:: Given task ::
Please reproduce every line of the items below word for word, leaving out the pictures.

========================================================================

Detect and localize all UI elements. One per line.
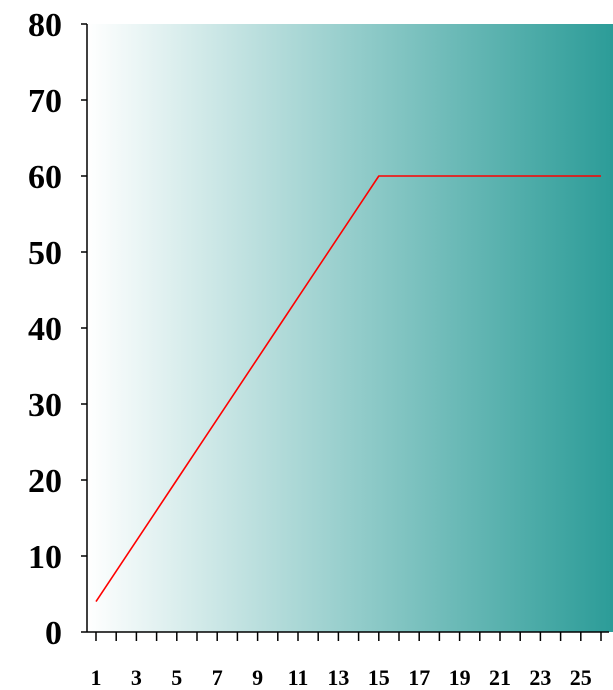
series-point xyxy=(237,388,239,390)
series-point xyxy=(418,175,420,177)
series-point xyxy=(519,175,521,177)
series-point xyxy=(156,510,158,512)
x-tick-label: 5 xyxy=(171,665,182,690)
series-point xyxy=(398,175,400,177)
y-tick-label: 10 xyxy=(28,539,62,576)
series-point xyxy=(297,297,299,299)
series-point xyxy=(196,449,198,451)
x-tick-label: 19 xyxy=(449,665,471,690)
series-point xyxy=(580,175,582,177)
y-tick-label: 60 xyxy=(28,159,62,196)
x-tick-label: 13 xyxy=(327,665,349,690)
x-tick-label: 23 xyxy=(529,665,551,690)
series-point xyxy=(95,601,97,603)
series-point xyxy=(277,327,279,329)
series-point xyxy=(439,175,441,177)
series-point xyxy=(378,175,380,177)
series-point xyxy=(479,175,481,177)
x-tick-label: 25 xyxy=(570,665,592,690)
x-tick-label: 7 xyxy=(212,665,223,690)
x-tick-label: 17 xyxy=(408,665,430,690)
y-tick-label: 0 xyxy=(45,615,62,652)
x-tick-label: 15 xyxy=(368,665,390,690)
series-point xyxy=(600,175,602,177)
y-tick-label: 20 xyxy=(28,463,62,500)
y-tick-label: 70 xyxy=(28,83,62,120)
series-point xyxy=(499,175,501,177)
x-tick-label: 3 xyxy=(131,665,142,690)
x-tick-label: 1 xyxy=(91,665,102,690)
series-line xyxy=(95,175,601,603)
y-tick-label: 30 xyxy=(28,387,62,424)
y-tick-label: 50 xyxy=(28,235,62,272)
x-tick-label: 21 xyxy=(489,665,511,690)
series-point xyxy=(257,358,259,360)
y-axis-ticks: 0 10 20 30 40 50 60 70 80 xyxy=(28,7,87,652)
series-point xyxy=(176,479,178,481)
y-tick-label: 40 xyxy=(28,311,62,348)
y-tick-label: 80 xyxy=(28,7,62,44)
plot-area-background xyxy=(87,24,613,632)
series-point xyxy=(216,418,218,420)
series-point xyxy=(136,540,138,542)
series-layer xyxy=(95,175,602,603)
x-tick-label: 11 xyxy=(288,665,309,690)
series-point xyxy=(317,266,319,268)
series-point xyxy=(115,570,117,572)
series-point xyxy=(459,175,461,177)
x-tick-label: 9 xyxy=(252,665,263,690)
series-point xyxy=(540,175,542,177)
x-axis-ticks: 1 3 5 7 9 11 13 15 17 19 21 23 25 xyxy=(91,632,602,690)
series-point xyxy=(358,206,360,208)
series-point xyxy=(338,236,340,238)
series-point xyxy=(560,175,562,177)
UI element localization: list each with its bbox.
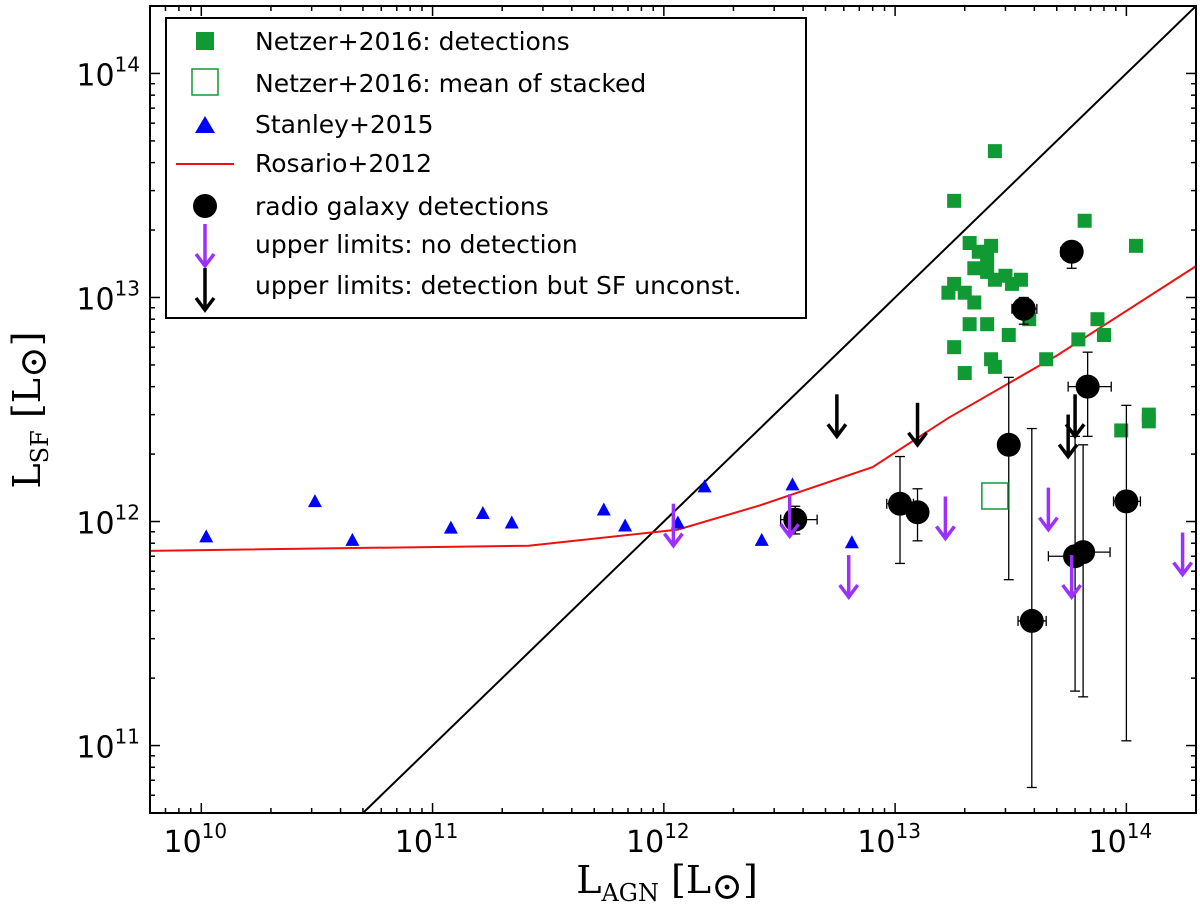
radio-point (1071, 540, 1096, 565)
legend-label-netzer-stacked: Netzer+2016: mean of stacked (255, 69, 646, 98)
x-tick-label: 1013 (857, 819, 921, 860)
legend-marker-netzer-detections (196, 32, 214, 50)
netzer-point (1004, 276, 1019, 291)
data-layer (150, 6, 1196, 813)
stanley-point (785, 477, 800, 491)
netzer-point (1141, 414, 1156, 429)
netzer-point (1071, 332, 1086, 347)
radio-point (1059, 239, 1084, 264)
x-tick-label: 1011 (395, 819, 459, 860)
legend-marker-radio (193, 194, 217, 218)
y-axis-label: LSF [L⊙] (5, 331, 55, 488)
legend-label-radio: radio galaxy detections (255, 192, 549, 221)
netzer-point (962, 317, 977, 332)
stanley-point (844, 535, 859, 549)
upper-limit-nodet-head (1061, 584, 1083, 600)
y-tick-label: 1011 (76, 725, 140, 766)
stanley-point (443, 520, 458, 534)
netzer-point (1114, 423, 1129, 438)
netzer-point (967, 295, 982, 310)
radio-point (1075, 374, 1100, 399)
upper-limit-nodet-head (1037, 516, 1059, 533)
netzer-point (980, 317, 995, 332)
netzer-point (947, 340, 962, 355)
legend: Netzer+2016: detections Netzer+2016: mea… (165, 17, 807, 319)
netzer-point (1096, 328, 1111, 343)
legend-marker-stanley (195, 116, 215, 133)
upper-limit-det-head (1057, 443, 1079, 460)
upper-limit-det-head (826, 423, 848, 440)
netzer-point (1039, 352, 1054, 367)
netzer-point (1128, 238, 1143, 253)
netzer-stacked-point (981, 482, 1009, 510)
upper-limit-nodet-head (779, 523, 801, 540)
netzer-point (987, 272, 1002, 287)
legend-label-upper-nodet: upper limits: no detection (255, 230, 578, 259)
x-tick-label: 1010 (163, 819, 227, 860)
legend-label-netzer-detections: Netzer+2016: detections (255, 27, 570, 56)
netzer-point (984, 238, 999, 253)
y-tick-label: 1012 (76, 501, 140, 542)
netzer-point (1001, 328, 1016, 343)
plot-frame (149, 5, 1197, 814)
stanley-point (618, 518, 633, 532)
radio-point (905, 500, 930, 525)
upper-limit-nodet-head (1172, 561, 1193, 578)
netzer-point (1090, 312, 1105, 327)
radio-point (1114, 489, 1139, 514)
stanley-point (697, 479, 712, 493)
radio-point (1011, 296, 1036, 321)
netzer-point (1077, 213, 1092, 228)
upper-limit-det-head (907, 431, 928, 448)
stanley-point (754, 532, 769, 546)
x-axis-label: LAGN [L⊙] (576, 858, 758, 908)
stanley-point (199, 529, 214, 543)
legend-marker-upper-nodet (194, 224, 216, 269)
legend-label-rosario: Rosario+2012 (255, 149, 432, 178)
legend-marker-netzer-stacked (191, 68, 219, 96)
radio-point (1019, 608, 1044, 633)
netzer-point (980, 251, 995, 266)
y-tick-label: 1014 (76, 52, 140, 93)
netzer-point (947, 193, 962, 208)
stanley-point (345, 532, 360, 546)
one-to-one-line (362, 6, 1196, 813)
legend-marker-upper-det (194, 268, 216, 313)
stanley-point (596, 502, 611, 516)
x-tick-label: 1014 (1089, 819, 1153, 860)
legend-label-upper-det: upper limits: detection but SF unconst. (255, 271, 742, 300)
upper-limit-nodet-head (935, 525, 956, 542)
x-tick-label: 1012 (626, 819, 690, 860)
netzer-point (957, 366, 972, 381)
stanley-point (307, 494, 322, 508)
upper-limit-nodet-head (663, 532, 684, 549)
radio-point (996, 432, 1021, 457)
netzer-point (987, 144, 1002, 159)
rosario-line (150, 265, 1196, 552)
y-tick-label: 1013 (76, 276, 140, 317)
netzer-point (967, 261, 982, 276)
stanley-point (504, 515, 519, 529)
netzer-point (987, 359, 1002, 374)
netzer-point (941, 285, 956, 300)
legend-label-stanley: Stanley+2015 (255, 110, 434, 139)
upper-limit-det-head (1064, 423, 1086, 440)
legend-frame (165, 17, 807, 319)
upper-limit-nodet-head (838, 584, 860, 600)
stanley-point (475, 506, 490, 520)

========================================================================

:: Result of this task ::
Detect and localize all UI elements. One per line.
series-point xyxy=(237,388,239,390)
series-point xyxy=(418,175,420,177)
series-point xyxy=(519,175,521,177)
series-point xyxy=(156,510,158,512)
x-tick-label: 5 xyxy=(171,665,182,690)
series-point xyxy=(398,175,400,177)
y-tick-label: 10 xyxy=(28,539,62,576)
series-point xyxy=(297,297,299,299)
series-point xyxy=(196,449,198,451)
x-tick-label: 19 xyxy=(449,665,471,690)
series-point xyxy=(580,175,582,177)
y-tick-label: 60 xyxy=(28,159,62,196)
x-tick-label: 13 xyxy=(327,665,349,690)
x-tick-label: 23 xyxy=(529,665,551,690)
series-point xyxy=(95,601,97,603)
series-point xyxy=(277,327,279,329)
series-point xyxy=(439,175,441,177)
series-point xyxy=(378,175,380,177)
series-point xyxy=(479,175,481,177)
x-tick-label: 25 xyxy=(570,665,592,690)
x-tick-label: 7 xyxy=(212,665,223,690)
x-tick-label: 17 xyxy=(408,665,430,690)
y-tick-label: 0 xyxy=(45,615,62,652)
x-tick-label: 15 xyxy=(368,665,390,690)
series-point xyxy=(600,175,602,177)
y-tick-label: 20 xyxy=(28,463,62,500)
y-tick-label: 70 xyxy=(28,83,62,120)
series-point xyxy=(499,175,501,177)
x-tick-label: 3 xyxy=(131,665,142,690)
x-tick-label: 1 xyxy=(91,665,102,690)
series-line xyxy=(95,175,601,603)
y-tick-label: 30 xyxy=(28,387,62,424)
y-tick-label: 50 xyxy=(28,235,62,272)
x-tick-label: 21 xyxy=(489,665,511,690)
series-point xyxy=(257,358,259,360)
y-axis-ticks: 0 10 20 30 40 50 60 70 80 xyxy=(28,7,87,652)
series-point xyxy=(176,479,178,481)
y-tick-label: 40 xyxy=(28,311,62,348)
y-tick-label: 80 xyxy=(28,7,62,44)
plot-area-background xyxy=(87,24,613,632)
series-point xyxy=(216,418,218,420)
series-point xyxy=(136,540,138,542)
series-layer xyxy=(95,175,602,603)
x-tick-label: 11 xyxy=(288,665,309,690)
series-point xyxy=(317,266,319,268)
series-point xyxy=(115,570,117,572)
series-point xyxy=(459,175,461,177)
x-tick-label: 9 xyxy=(252,665,263,690)
series-point xyxy=(540,175,542,177)
x-axis-ticks: 1 3 5 7 9 11 13 15 17 19 21 23 25 xyxy=(91,632,602,690)
series-point xyxy=(358,206,360,208)
series-point xyxy=(338,236,340,238)
series-point xyxy=(560,175,562,177)
UI element localization: list each with its bbox.
radio-point (1071, 540, 1096, 565)
legend-label-netzer-stacked: Netzer+2016: mean of stacked (255, 69, 646, 98)
x-tick-label: 1013 (857, 819, 921, 860)
legend-marker-netzer-detections (196, 32, 214, 50)
netzer-point (1004, 276, 1019, 291)
data-layer (150, 6, 1196, 813)
stanley-point (785, 477, 800, 491)
netzer-point (1141, 414, 1156, 429)
netzer-point (1071, 332, 1086, 347)
radio-point (1059, 239, 1084, 264)
x-tick-label: 1011 (395, 819, 459, 860)
legend-marker-radio (193, 194, 217, 218)
y-axis-label: LSF [L⊙] (5, 331, 55, 488)
legend-label-radio: radio galaxy detections (255, 192, 549, 221)
netzer-point (962, 317, 977, 332)
stanley-point (844, 535, 859, 549)
upper-limit-nodet-head (1061, 584, 1083, 600)
y-tick-label: 1011 (76, 725, 140, 766)
stanley-point (443, 520, 458, 534)
netzer-point (1114, 423, 1129, 438)
netzer-point (967, 295, 982, 310)
radio-point (1075, 374, 1100, 399)
upper-limit-nodet-head (1037, 516, 1059, 533)
netzer-point (980, 317, 995, 332)
netzer-point (947, 340, 962, 355)
legend: Netzer+2016: detections Netzer+2016: mea… (165, 17, 807, 319)
netzer-point (1096, 328, 1111, 343)
legend-marker-stanley (195, 116, 215, 133)
upper-limit-det-head (1057, 443, 1079, 460)
upper-limit-det-head (826, 423, 848, 440)
netzer-point (1039, 352, 1054, 367)
netzer-point (1128, 238, 1143, 253)
netzer-stacked-point (981, 482, 1009, 510)
upper-limit-nodet-head (779, 523, 801, 540)
netzer-point (987, 272, 1002, 287)
legend-label-upper-nodet: upper limits: no detection (255, 230, 578, 259)
x-tick-label: 1010 (163, 819, 227, 860)
legend-label-netzer-detections: Netzer+2016: detections (255, 27, 570, 56)
netzer-point (984, 238, 999, 253)
y-tick-label: 1012 (76, 501, 140, 542)
netzer-point (1001, 328, 1016, 343)
plot-frame (149, 5, 1197, 814)
stanley-point (618, 518, 633, 532)
radio-point (905, 500, 930, 525)
upper-limit-nodet-head (1172, 561, 1193, 578)
netzer-point (1090, 312, 1105, 327)
radio-point (1114, 489, 1139, 514)
stanley-point (697, 479, 712, 493)
radio-point (1011, 296, 1036, 321)
netzer-point (1077, 213, 1092, 228)
upper-limit-det-head (907, 431, 928, 448)
stanley-point (754, 532, 769, 546)
x-axis-label: LAGN [L⊙] (576, 858, 758, 908)
stanley-point (199, 529, 214, 543)
legend-marker-upper-nodet (194, 224, 216, 269)
legend-label-rosario: Rosario+2012 (255, 149, 432, 178)
legend-marker-netzer-stacked (191, 68, 219, 96)
radio-point (1019, 608, 1044, 633)
netzer-point (980, 251, 995, 266)
y-tick-label: 1014 (76, 52, 140, 93)
netzer-point (947, 193, 962, 208)
stanley-point (345, 532, 360, 546)
one-to-one-line (362, 6, 1196, 813)
legend-marker-upper-det (194, 268, 216, 313)
stanley-point (596, 502, 611, 516)
x-tick-label: 1014 (1089, 819, 1153, 860)
legend-label-upper-det: upper limits: detection but SF unconst. (255, 271, 742, 300)
upper-limit-nodet-head (935, 525, 956, 542)
x-tick-label: 1012 (626, 819, 690, 860)
netzer-point (957, 366, 972, 381)
stanley-point (307, 494, 322, 508)
upper-limit-nodet-head (663, 532, 684, 549)
radio-point (996, 432, 1021, 457)
netzer-point (987, 144, 1002, 159)
rosario-line (150, 265, 1196, 552)
y-tick-label: 1013 (76, 276, 140, 317)
netzer-point (967, 261, 982, 276)
stanley-point (504, 515, 519, 529)
netzer-point (987, 359, 1002, 374)
netzer-point (941, 285, 956, 300)
legend-label-stanley: Stanley+2015 (255, 110, 434, 139)
upper-limit-det-head (1064, 423, 1086, 440)
legend-frame (165, 17, 807, 319)
upper-limit-nodet-head (838, 584, 860, 600)
stanley-point (475, 506, 490, 520)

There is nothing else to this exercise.